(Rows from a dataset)
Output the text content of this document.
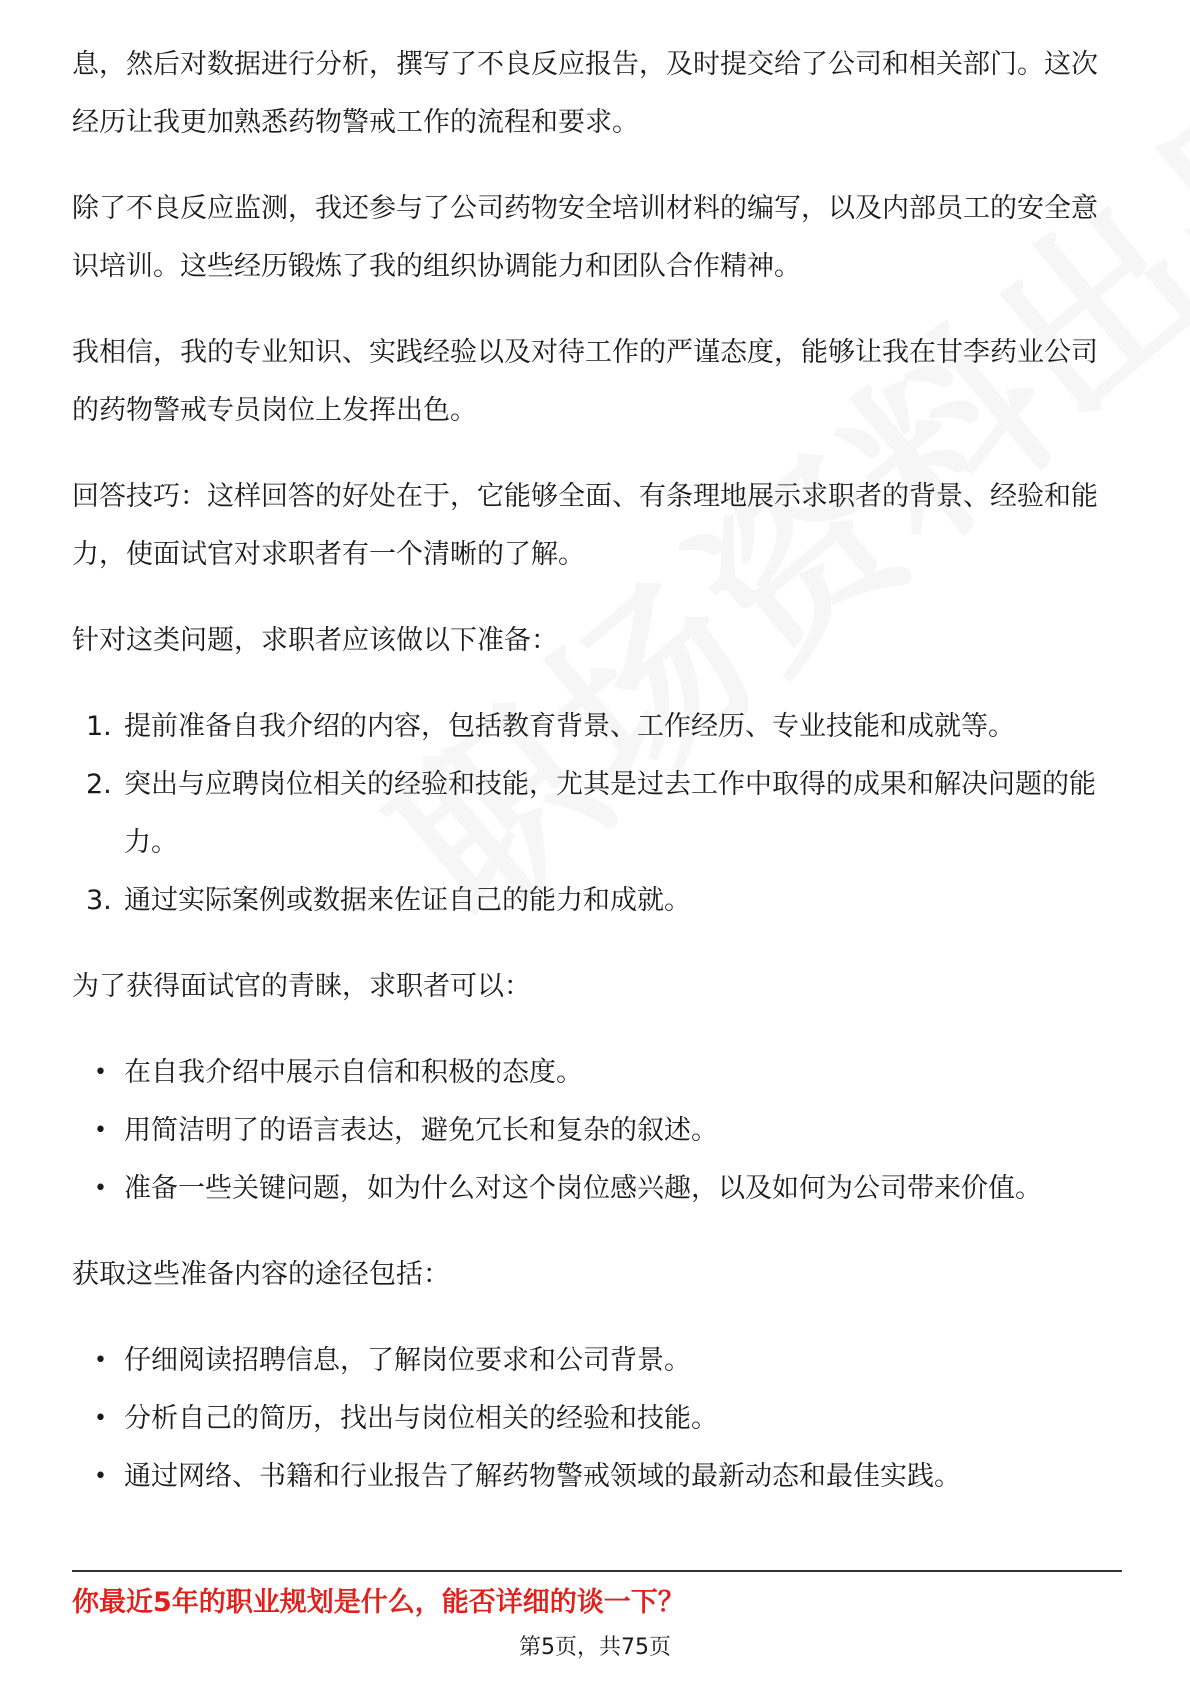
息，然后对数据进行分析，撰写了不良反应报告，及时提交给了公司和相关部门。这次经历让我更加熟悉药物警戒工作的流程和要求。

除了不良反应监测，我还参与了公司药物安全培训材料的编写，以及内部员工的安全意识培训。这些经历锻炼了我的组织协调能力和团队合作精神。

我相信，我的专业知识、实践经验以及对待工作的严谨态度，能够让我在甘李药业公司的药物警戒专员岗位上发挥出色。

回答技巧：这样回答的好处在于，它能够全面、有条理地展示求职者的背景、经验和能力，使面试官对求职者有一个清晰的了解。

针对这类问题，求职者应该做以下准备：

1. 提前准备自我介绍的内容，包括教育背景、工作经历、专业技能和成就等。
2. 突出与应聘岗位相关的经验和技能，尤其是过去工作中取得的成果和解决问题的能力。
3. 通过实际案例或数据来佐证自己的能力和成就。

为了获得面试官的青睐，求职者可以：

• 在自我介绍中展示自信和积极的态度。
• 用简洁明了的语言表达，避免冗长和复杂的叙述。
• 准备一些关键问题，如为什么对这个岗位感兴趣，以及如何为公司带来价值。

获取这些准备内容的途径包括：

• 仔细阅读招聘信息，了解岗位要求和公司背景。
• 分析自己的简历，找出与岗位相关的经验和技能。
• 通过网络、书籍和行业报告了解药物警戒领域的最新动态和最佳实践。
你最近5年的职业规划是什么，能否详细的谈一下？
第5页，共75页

--

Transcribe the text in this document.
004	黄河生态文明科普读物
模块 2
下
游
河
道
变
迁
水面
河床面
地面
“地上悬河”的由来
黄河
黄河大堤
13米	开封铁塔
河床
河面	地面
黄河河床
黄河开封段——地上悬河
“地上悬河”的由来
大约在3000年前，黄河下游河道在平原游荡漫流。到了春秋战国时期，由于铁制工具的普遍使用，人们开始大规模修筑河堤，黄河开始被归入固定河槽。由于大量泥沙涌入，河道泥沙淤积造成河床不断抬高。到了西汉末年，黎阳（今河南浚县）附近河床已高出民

→ **DESCRIPTION OF THE TASK**:
State how many lines of the records above contain the word "document", giving only that number.

→ **SOLUTION TO THIS TASK**:
2